**Supplied entries**
——

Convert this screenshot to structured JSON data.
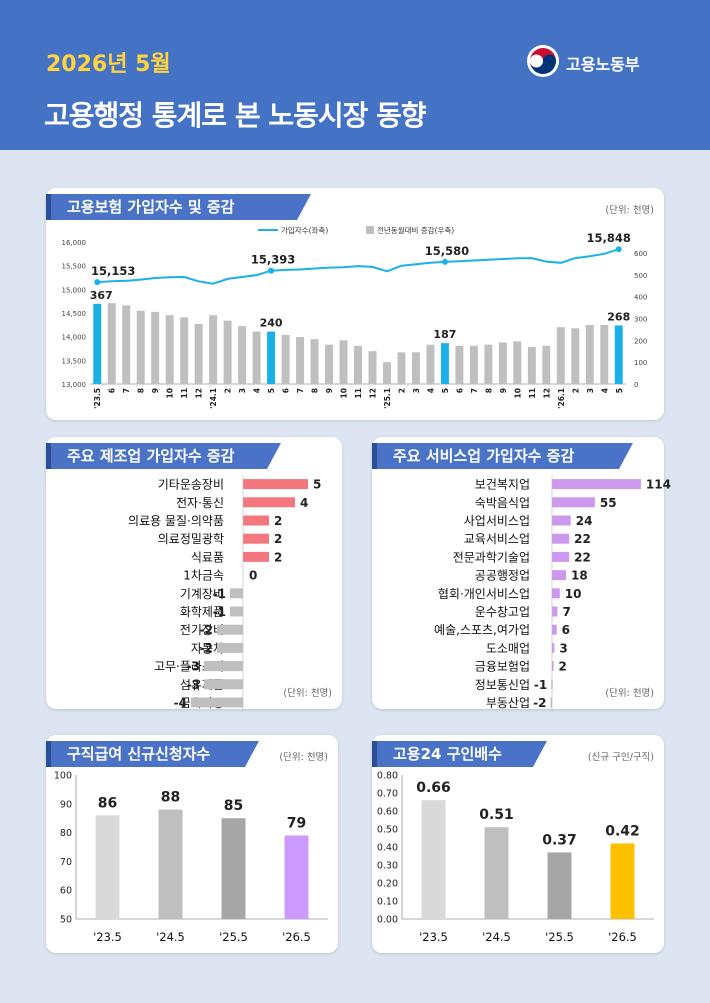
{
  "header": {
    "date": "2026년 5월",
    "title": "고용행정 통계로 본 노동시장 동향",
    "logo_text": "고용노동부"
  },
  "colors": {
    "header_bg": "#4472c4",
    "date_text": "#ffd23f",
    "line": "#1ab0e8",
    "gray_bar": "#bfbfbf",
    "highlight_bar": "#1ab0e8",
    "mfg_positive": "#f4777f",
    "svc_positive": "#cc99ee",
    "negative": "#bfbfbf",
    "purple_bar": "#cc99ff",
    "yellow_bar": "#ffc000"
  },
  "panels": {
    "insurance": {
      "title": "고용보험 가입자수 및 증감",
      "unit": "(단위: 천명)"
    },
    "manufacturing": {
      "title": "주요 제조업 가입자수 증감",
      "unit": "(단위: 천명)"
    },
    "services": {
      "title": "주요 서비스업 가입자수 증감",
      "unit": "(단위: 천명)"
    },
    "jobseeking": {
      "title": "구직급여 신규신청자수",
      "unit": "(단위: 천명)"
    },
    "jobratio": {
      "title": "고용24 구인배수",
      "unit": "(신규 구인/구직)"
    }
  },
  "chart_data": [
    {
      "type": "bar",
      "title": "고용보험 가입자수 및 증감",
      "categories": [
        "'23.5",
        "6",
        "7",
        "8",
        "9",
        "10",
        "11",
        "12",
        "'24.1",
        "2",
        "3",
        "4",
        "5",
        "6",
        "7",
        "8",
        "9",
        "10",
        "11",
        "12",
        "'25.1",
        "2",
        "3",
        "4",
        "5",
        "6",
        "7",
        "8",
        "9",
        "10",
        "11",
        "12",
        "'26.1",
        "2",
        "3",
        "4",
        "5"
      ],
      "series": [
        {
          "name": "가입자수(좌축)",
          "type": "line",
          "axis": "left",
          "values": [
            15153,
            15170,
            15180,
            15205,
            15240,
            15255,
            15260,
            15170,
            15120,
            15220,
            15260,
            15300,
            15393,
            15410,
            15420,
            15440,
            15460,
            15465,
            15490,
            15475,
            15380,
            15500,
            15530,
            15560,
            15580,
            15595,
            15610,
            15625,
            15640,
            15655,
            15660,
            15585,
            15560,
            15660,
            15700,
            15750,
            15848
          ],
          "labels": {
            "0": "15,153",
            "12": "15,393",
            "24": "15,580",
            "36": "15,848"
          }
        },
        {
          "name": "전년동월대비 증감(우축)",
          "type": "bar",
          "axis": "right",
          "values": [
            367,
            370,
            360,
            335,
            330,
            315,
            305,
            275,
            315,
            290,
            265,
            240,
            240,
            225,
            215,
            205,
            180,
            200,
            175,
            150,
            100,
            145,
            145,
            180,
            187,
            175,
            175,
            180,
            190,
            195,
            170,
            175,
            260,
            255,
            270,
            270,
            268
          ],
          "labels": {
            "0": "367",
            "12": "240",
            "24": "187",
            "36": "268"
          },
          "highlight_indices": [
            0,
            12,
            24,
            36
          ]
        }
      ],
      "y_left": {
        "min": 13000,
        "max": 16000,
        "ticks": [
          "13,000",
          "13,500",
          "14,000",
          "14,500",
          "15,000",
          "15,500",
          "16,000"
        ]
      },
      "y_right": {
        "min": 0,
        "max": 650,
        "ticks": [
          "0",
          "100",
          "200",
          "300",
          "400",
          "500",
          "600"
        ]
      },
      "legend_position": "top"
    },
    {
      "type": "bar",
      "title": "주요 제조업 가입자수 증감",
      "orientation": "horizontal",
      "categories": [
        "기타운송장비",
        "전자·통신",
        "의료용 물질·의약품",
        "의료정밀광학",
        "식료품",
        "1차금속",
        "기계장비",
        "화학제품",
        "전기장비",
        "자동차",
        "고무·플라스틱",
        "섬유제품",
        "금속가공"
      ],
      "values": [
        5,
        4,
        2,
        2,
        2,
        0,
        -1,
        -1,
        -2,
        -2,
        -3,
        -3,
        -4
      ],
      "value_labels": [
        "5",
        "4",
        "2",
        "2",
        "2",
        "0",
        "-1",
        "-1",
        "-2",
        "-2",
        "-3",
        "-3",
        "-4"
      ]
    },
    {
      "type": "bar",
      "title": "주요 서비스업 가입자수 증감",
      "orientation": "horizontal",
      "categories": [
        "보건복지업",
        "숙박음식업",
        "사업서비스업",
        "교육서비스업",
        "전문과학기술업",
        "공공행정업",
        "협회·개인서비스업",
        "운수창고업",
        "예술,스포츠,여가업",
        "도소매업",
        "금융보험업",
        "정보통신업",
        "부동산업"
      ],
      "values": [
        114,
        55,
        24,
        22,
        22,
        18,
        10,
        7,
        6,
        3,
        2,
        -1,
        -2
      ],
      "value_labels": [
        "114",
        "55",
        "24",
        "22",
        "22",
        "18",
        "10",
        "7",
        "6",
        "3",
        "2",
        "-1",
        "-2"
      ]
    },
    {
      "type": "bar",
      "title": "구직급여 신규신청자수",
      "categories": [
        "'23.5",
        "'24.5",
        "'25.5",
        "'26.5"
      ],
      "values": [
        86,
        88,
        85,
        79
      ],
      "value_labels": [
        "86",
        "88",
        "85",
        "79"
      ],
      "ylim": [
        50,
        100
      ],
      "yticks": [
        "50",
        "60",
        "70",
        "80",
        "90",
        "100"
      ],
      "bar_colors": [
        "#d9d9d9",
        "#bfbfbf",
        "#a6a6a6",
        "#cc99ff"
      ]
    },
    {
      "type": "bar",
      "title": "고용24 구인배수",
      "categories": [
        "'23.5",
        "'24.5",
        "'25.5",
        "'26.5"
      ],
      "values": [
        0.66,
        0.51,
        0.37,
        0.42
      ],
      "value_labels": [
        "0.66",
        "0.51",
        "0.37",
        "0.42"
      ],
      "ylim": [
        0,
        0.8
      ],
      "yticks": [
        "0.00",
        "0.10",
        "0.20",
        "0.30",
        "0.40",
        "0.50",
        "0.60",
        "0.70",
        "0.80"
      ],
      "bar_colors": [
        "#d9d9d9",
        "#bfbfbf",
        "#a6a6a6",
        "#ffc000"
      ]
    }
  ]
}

——

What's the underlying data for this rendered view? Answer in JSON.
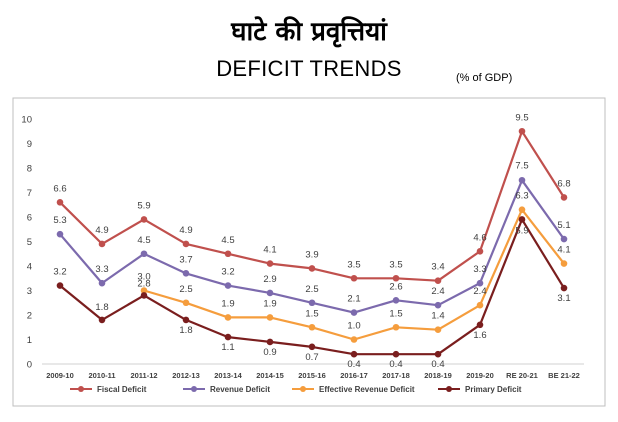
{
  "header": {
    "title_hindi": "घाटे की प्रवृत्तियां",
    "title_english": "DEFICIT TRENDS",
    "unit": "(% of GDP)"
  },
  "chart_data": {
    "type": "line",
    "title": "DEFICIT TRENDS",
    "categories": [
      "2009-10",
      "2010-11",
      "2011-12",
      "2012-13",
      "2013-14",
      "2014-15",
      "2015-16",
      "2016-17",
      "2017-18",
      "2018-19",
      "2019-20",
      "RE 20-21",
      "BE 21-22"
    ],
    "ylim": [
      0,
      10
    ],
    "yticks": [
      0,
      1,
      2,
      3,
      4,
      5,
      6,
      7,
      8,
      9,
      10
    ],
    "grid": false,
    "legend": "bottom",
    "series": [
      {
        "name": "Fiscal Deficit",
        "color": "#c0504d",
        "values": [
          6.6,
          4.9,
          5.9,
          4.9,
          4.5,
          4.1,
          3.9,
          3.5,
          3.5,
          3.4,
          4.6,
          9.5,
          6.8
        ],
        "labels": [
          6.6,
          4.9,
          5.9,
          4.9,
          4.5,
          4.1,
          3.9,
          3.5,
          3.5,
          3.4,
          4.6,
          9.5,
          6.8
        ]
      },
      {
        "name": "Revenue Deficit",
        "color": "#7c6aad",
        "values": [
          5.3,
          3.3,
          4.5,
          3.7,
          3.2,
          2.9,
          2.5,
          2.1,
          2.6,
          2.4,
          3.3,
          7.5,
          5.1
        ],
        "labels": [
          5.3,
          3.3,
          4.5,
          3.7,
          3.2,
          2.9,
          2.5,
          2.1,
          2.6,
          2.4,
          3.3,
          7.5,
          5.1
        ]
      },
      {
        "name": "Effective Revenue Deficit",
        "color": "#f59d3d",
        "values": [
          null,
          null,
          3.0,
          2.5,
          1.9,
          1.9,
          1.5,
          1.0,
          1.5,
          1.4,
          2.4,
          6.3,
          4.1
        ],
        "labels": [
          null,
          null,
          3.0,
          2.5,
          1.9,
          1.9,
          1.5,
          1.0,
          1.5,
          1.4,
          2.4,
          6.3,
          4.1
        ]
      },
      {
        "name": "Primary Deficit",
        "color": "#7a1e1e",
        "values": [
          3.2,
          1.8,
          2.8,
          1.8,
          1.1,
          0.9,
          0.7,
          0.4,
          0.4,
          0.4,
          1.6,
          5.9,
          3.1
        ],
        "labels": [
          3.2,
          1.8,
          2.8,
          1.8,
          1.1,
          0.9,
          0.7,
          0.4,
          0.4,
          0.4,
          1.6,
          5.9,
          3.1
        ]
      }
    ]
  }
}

——

**Objective**
Where a line of the data holds "TRENDS", show that line.

**Correct result**
    "title_english": "DEFICIT TRENDS",
    "title": "DEFICIT TRENDS",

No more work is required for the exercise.